Work through the data below line by line and say how many lines hold "کردن"; give only the number.

[BEGIN Input data]

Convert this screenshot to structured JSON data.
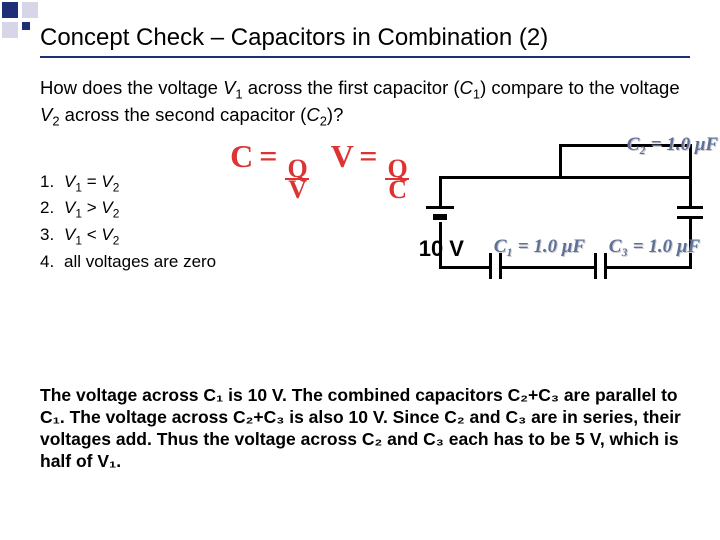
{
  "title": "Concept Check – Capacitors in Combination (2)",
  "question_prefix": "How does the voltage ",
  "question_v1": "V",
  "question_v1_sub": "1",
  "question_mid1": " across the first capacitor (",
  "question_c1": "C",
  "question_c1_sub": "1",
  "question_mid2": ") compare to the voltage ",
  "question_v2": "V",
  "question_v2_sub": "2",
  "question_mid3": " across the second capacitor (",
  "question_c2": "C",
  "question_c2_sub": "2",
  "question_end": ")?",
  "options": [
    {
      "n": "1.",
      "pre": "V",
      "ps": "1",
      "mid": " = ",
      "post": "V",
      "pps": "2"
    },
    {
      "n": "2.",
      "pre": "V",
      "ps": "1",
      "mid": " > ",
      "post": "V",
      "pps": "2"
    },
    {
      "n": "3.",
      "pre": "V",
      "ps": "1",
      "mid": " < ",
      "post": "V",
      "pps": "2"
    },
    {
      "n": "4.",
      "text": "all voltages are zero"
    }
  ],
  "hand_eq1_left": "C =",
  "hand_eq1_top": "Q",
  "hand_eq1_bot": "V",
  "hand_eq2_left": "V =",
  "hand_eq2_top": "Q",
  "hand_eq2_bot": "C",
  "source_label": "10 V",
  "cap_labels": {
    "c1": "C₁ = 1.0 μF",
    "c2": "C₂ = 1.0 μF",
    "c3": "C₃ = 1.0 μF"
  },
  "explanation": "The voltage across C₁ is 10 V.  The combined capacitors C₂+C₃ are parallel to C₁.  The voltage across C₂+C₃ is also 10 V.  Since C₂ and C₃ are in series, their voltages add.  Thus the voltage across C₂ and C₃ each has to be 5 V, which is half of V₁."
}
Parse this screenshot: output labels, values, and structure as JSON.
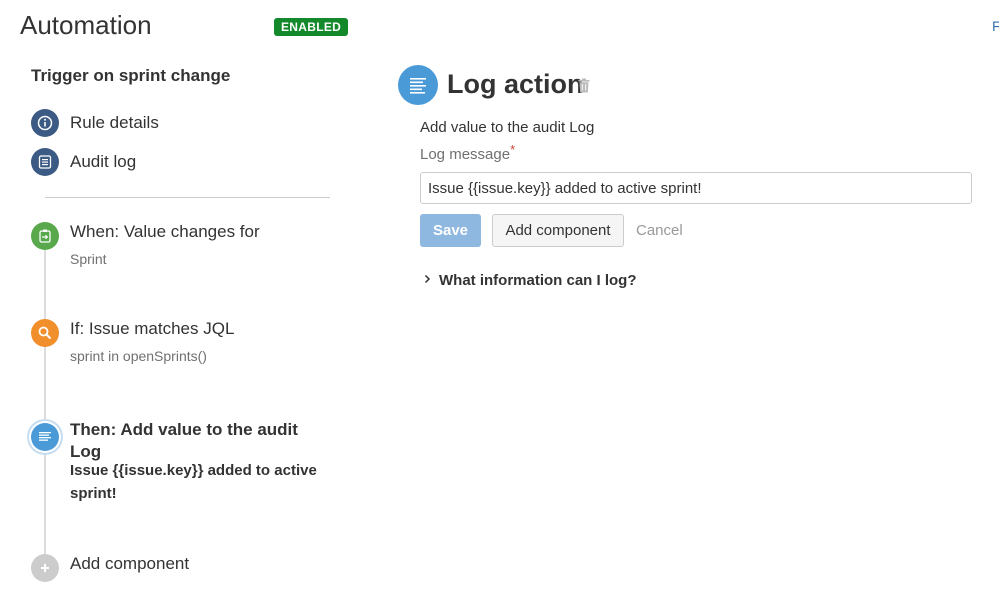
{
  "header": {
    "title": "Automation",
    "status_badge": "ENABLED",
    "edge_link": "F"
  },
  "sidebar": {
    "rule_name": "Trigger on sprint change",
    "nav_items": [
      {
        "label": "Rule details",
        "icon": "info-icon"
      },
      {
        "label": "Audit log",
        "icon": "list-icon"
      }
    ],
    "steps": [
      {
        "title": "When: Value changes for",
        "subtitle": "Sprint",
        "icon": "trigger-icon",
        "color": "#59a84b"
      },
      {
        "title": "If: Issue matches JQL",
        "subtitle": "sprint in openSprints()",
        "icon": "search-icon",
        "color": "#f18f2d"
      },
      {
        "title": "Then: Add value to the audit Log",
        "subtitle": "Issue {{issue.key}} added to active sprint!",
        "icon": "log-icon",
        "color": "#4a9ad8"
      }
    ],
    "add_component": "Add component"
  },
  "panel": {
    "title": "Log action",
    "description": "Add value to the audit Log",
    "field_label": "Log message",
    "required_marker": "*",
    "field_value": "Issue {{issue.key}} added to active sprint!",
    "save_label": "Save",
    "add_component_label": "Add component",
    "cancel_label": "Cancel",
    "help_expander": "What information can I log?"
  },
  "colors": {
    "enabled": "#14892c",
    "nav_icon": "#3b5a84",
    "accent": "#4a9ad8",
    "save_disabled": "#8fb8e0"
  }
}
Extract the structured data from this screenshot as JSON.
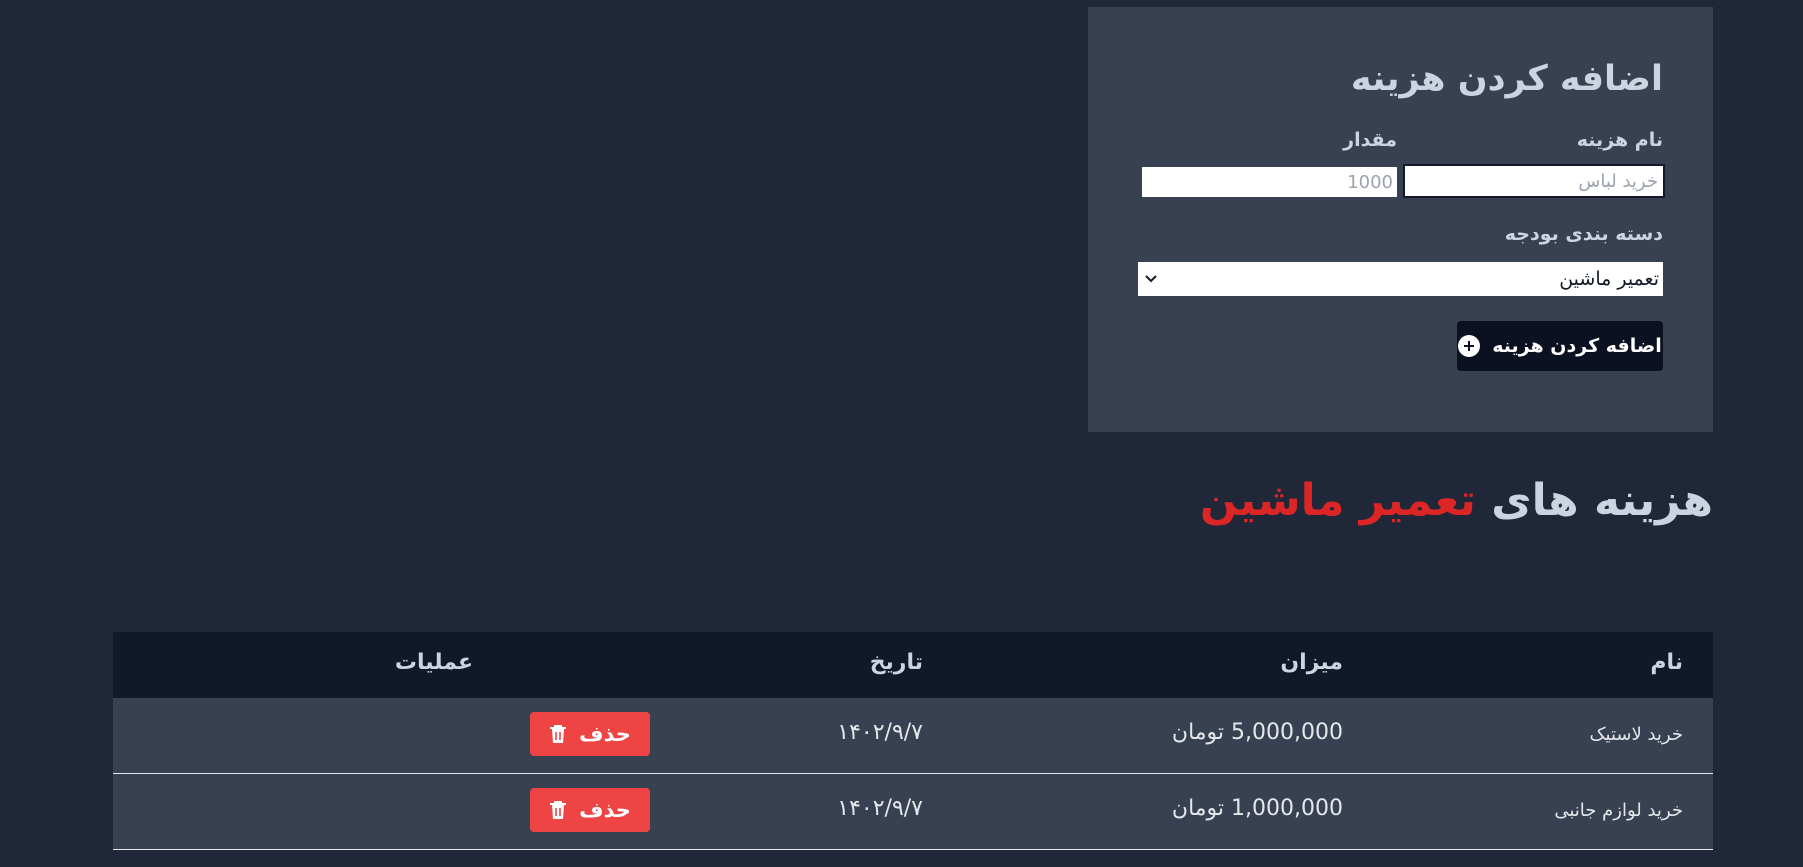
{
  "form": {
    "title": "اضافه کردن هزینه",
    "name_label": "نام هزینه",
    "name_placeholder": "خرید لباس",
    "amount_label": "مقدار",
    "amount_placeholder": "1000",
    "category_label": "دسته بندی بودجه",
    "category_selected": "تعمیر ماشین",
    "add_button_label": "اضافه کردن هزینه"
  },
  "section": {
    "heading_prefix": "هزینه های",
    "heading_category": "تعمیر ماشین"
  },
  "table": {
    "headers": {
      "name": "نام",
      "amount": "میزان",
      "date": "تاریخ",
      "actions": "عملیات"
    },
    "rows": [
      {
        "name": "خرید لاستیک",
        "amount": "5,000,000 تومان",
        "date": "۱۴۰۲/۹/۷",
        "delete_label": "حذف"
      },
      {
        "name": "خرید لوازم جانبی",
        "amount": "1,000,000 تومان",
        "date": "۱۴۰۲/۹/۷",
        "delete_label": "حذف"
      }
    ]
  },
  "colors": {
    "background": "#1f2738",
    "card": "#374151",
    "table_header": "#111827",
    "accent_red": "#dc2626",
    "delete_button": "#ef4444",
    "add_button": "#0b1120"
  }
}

[END Input data]
[BEGIN Input data]

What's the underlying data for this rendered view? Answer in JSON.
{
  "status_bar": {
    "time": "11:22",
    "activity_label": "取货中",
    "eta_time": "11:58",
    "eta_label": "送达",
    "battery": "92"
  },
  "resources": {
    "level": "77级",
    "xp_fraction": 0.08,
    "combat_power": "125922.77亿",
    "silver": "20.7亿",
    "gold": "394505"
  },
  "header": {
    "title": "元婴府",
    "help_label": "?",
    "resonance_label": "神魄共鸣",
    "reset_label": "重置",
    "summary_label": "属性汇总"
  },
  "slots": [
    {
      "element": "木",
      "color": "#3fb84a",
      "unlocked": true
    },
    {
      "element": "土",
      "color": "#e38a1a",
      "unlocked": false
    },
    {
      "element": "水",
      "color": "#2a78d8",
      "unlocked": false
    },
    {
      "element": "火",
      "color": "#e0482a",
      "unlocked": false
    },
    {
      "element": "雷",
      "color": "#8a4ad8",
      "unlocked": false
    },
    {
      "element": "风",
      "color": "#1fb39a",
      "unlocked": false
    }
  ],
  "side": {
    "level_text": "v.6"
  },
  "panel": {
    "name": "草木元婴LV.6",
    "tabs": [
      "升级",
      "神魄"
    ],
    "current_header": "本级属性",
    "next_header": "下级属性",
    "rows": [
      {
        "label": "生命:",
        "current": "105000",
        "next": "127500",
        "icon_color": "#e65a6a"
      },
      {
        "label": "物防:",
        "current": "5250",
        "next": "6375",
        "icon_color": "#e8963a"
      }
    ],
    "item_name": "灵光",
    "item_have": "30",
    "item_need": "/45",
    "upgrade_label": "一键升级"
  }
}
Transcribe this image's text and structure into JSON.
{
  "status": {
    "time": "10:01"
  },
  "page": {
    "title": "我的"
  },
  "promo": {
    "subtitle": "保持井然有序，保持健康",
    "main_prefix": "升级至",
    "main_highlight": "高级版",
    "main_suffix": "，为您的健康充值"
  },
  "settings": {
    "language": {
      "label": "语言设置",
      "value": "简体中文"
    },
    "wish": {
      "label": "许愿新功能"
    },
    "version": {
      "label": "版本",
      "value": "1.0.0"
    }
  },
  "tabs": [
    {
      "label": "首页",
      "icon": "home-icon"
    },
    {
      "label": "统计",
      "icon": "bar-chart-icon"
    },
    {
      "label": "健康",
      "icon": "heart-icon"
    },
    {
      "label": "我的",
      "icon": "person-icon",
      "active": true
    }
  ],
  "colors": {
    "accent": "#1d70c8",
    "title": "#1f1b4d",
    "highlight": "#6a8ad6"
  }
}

[END Input data]
[BEGIN Input data]

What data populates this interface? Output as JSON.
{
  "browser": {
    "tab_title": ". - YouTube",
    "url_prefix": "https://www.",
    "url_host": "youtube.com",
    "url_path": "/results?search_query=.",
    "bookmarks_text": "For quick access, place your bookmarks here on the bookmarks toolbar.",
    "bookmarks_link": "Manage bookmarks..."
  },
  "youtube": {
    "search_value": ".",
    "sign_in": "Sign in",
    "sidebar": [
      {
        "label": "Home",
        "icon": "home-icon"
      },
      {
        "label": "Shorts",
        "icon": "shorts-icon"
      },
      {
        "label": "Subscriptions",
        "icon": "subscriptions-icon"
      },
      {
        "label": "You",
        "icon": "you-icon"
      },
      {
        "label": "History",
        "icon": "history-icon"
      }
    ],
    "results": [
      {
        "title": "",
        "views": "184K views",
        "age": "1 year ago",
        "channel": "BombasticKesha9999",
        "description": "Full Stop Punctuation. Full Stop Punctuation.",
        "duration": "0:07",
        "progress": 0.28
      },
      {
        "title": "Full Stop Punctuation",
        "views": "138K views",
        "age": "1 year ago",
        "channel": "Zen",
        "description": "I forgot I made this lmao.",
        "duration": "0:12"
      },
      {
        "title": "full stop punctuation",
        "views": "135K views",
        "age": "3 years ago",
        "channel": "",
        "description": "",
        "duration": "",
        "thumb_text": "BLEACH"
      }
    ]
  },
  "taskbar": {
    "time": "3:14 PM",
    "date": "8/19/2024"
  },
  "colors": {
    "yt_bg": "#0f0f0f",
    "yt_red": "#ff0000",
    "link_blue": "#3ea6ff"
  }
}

[END Input data]

> Task output:
2